What is needed: Print exactly what lies from the line with "Parse this screenshot: output" down to the line with "Read all visible content and emit it as JSON.", counting both of those lines, but not the pictures.

* BEGIN Entries supplied *

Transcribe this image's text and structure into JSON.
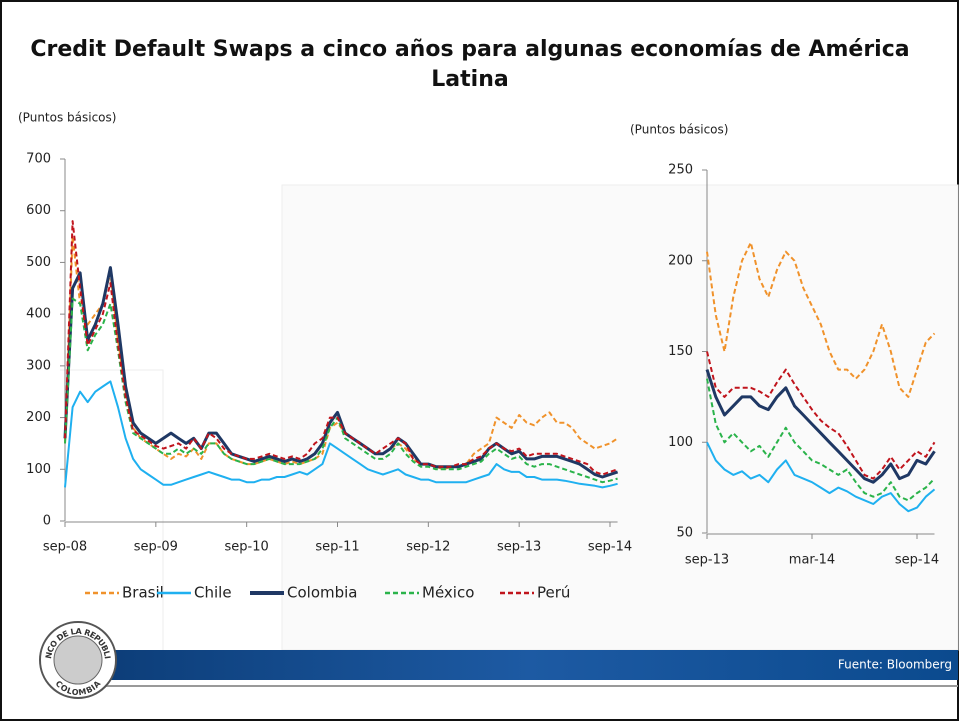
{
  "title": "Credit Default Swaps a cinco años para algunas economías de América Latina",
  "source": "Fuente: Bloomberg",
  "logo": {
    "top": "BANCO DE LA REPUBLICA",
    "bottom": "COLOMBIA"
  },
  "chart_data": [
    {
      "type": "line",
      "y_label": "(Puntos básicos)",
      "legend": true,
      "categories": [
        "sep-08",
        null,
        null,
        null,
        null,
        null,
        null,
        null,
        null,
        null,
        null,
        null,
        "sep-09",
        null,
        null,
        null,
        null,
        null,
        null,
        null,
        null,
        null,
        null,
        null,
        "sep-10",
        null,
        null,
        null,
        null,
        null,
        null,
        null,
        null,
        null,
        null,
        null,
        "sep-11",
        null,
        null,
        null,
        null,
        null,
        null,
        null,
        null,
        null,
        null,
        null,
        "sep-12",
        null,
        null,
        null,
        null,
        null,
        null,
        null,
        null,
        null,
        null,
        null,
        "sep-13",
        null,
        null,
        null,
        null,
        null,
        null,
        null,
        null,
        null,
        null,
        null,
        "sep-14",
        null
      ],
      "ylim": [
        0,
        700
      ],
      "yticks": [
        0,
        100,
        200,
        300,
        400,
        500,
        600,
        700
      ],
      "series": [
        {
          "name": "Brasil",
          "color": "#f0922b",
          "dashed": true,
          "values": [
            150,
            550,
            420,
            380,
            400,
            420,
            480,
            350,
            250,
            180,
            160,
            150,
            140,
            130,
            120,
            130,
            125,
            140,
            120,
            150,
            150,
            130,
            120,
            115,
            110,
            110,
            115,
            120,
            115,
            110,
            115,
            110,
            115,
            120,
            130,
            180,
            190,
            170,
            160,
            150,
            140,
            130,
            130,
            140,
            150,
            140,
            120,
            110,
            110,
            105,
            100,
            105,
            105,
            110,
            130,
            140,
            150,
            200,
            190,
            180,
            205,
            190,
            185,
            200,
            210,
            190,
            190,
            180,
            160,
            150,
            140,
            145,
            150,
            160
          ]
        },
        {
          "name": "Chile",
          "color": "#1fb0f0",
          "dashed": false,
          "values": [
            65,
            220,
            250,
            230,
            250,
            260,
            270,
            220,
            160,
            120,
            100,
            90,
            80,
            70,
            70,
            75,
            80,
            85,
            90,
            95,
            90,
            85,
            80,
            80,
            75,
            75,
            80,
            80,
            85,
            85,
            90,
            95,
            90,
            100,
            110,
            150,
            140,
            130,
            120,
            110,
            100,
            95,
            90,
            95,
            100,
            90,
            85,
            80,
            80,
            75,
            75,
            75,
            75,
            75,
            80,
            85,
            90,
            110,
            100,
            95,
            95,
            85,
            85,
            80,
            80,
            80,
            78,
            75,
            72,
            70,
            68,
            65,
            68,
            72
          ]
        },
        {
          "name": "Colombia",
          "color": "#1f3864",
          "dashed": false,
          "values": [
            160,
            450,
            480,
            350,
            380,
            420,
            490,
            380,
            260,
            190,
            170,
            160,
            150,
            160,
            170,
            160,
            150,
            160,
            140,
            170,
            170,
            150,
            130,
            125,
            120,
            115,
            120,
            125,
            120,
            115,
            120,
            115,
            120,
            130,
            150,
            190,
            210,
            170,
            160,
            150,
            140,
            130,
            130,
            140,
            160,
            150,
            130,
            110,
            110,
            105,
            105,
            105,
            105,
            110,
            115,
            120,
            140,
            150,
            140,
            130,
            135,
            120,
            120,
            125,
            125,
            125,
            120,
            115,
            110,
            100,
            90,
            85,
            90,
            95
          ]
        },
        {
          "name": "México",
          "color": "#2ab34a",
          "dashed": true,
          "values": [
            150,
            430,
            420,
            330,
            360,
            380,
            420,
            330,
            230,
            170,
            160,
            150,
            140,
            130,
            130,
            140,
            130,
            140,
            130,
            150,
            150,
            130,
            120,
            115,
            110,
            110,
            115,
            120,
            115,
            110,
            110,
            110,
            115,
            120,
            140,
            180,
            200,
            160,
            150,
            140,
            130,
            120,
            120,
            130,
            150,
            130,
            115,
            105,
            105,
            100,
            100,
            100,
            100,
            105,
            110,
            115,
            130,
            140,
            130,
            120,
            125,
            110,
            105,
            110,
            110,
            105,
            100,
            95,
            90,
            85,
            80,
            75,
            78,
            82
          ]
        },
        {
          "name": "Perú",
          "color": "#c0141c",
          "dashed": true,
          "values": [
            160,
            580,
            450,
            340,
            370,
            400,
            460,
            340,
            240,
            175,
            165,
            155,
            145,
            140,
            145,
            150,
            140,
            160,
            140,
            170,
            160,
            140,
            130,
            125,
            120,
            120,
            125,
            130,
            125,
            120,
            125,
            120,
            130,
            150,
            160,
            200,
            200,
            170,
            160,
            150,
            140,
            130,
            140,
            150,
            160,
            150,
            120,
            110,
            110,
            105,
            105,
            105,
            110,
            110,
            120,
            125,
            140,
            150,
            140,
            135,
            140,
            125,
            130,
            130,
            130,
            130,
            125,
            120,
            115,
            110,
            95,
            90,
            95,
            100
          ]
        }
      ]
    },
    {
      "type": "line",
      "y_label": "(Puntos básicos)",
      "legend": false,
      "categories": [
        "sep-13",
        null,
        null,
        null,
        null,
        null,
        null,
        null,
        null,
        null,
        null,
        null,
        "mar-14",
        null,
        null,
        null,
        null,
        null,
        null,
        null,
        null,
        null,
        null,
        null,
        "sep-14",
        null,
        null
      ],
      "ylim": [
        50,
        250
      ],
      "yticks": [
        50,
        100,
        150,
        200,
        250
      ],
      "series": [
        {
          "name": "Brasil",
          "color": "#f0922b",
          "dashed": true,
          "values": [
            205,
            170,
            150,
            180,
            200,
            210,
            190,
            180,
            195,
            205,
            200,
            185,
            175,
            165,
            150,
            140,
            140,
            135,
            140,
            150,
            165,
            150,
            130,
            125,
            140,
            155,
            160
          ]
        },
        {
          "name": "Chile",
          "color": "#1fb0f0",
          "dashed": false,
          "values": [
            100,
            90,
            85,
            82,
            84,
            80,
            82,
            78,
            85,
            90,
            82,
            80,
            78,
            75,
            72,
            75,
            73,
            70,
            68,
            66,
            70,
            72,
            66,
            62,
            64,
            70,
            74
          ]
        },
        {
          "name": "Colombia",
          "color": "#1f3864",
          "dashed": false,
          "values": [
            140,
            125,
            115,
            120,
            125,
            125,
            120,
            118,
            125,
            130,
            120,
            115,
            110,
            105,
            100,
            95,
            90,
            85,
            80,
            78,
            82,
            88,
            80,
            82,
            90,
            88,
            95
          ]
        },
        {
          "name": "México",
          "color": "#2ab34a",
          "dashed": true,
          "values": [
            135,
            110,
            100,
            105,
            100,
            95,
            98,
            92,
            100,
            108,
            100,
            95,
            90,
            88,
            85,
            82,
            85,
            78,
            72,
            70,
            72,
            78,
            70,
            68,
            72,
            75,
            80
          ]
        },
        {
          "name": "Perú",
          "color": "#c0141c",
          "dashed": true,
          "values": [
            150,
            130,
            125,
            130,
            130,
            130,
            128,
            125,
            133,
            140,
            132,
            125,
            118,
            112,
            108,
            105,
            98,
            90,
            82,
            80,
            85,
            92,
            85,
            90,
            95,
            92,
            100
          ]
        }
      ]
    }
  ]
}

* END Entries supplied *
* BEGIN Entries supplied *

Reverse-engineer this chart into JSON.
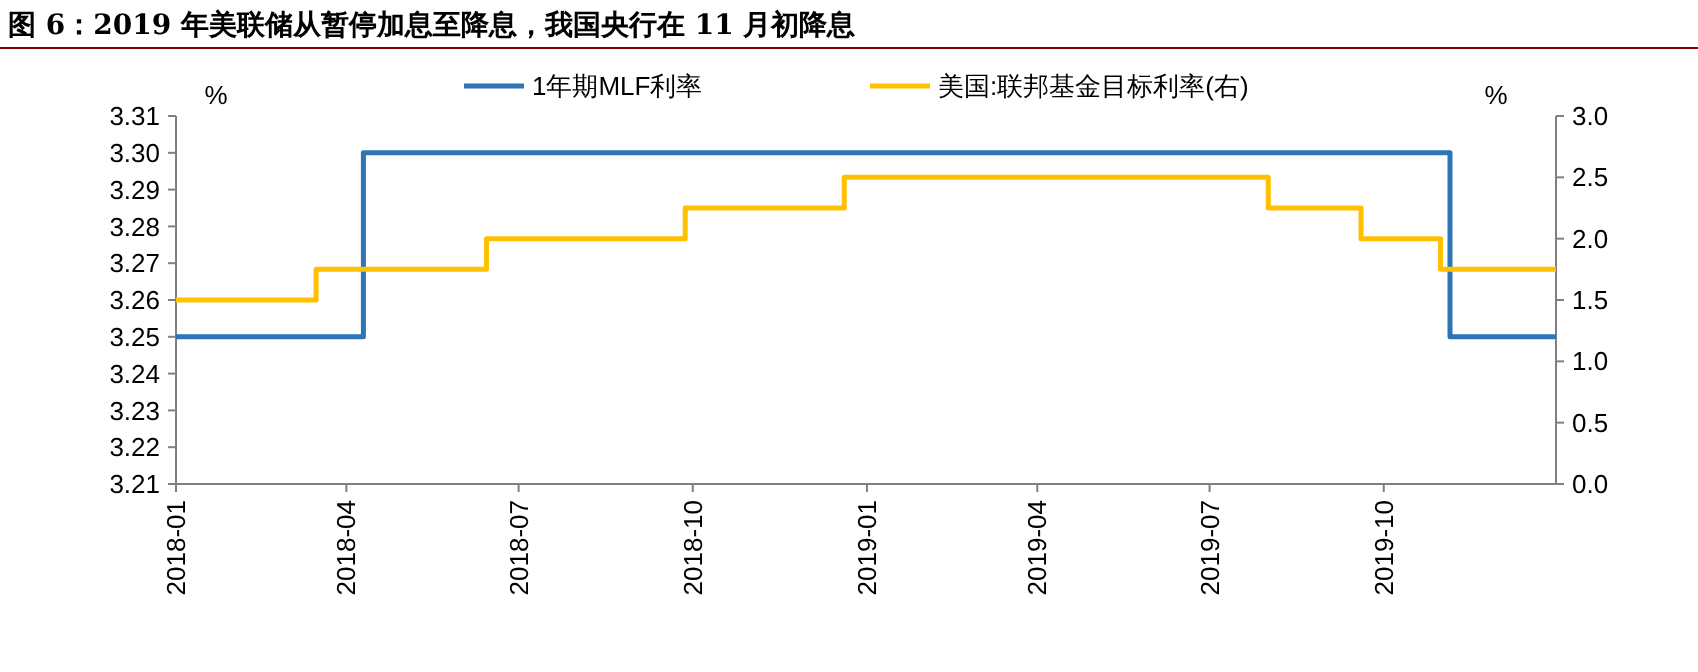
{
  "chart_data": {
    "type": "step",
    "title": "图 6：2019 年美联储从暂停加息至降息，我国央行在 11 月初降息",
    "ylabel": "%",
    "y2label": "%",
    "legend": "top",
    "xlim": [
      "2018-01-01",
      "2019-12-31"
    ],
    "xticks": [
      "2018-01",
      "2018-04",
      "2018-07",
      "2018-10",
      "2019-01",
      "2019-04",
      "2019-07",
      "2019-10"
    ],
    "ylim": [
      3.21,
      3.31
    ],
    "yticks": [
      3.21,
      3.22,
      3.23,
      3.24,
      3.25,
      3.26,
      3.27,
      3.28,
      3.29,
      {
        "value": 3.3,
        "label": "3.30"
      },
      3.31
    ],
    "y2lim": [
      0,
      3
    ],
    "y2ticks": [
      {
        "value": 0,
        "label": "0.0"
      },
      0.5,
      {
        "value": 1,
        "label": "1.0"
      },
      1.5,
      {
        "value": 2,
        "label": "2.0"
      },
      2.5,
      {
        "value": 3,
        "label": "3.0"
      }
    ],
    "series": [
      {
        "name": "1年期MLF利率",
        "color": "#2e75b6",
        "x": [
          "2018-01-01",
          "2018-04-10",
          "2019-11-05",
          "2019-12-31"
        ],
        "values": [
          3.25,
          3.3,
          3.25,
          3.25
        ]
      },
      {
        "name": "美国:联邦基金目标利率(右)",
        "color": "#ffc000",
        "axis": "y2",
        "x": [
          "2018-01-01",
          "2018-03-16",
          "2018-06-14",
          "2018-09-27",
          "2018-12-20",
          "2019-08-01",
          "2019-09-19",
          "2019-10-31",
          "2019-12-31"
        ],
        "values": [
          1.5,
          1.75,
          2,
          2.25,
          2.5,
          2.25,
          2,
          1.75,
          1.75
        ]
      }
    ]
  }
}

* END Entries supplied *
* BEGIN Entries supplied *

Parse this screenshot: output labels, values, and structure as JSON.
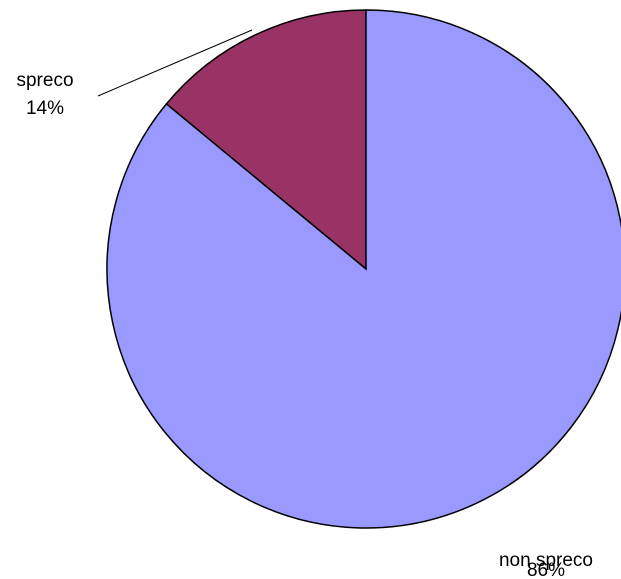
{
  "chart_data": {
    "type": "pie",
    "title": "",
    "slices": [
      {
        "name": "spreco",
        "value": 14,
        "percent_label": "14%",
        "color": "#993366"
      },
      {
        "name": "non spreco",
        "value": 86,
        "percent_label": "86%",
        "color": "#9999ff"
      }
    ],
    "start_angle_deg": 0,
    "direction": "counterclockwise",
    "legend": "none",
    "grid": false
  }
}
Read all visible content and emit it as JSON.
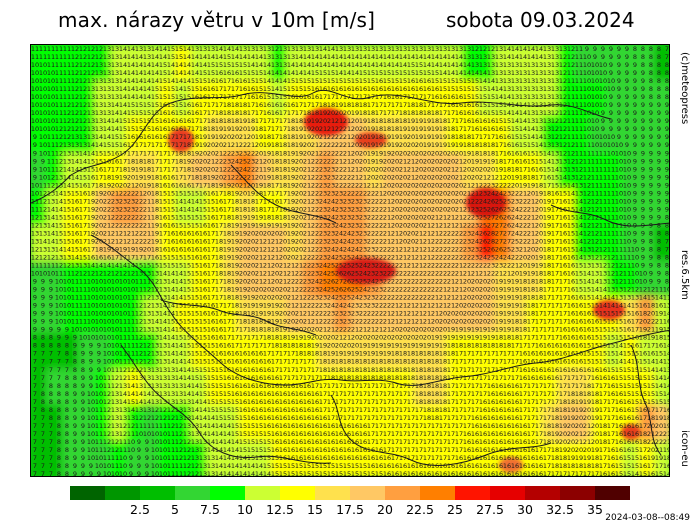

* END Entries supplied *

Response to this exercise:
Parse this screenshot: output labels, values, and structure as JSON.
{
  "chart_data": {
    "type": "pie",
    "title": "",
    "slices": [
      {
        "name": "spreco",
        "value": 14,
        "percent_label": "14%",
        "color": "#993366"
      },
      {
        "name": "non spreco",
        "value": 86,
        "percent_label": "86%",
        "color": "#9999ff"
      }
    ],
    "start_angle_deg": 0,
    "direction": "counterclockwise",
    "legend": "none",
    "grid": false
  }
}
Read all visible content and emit it as JSON.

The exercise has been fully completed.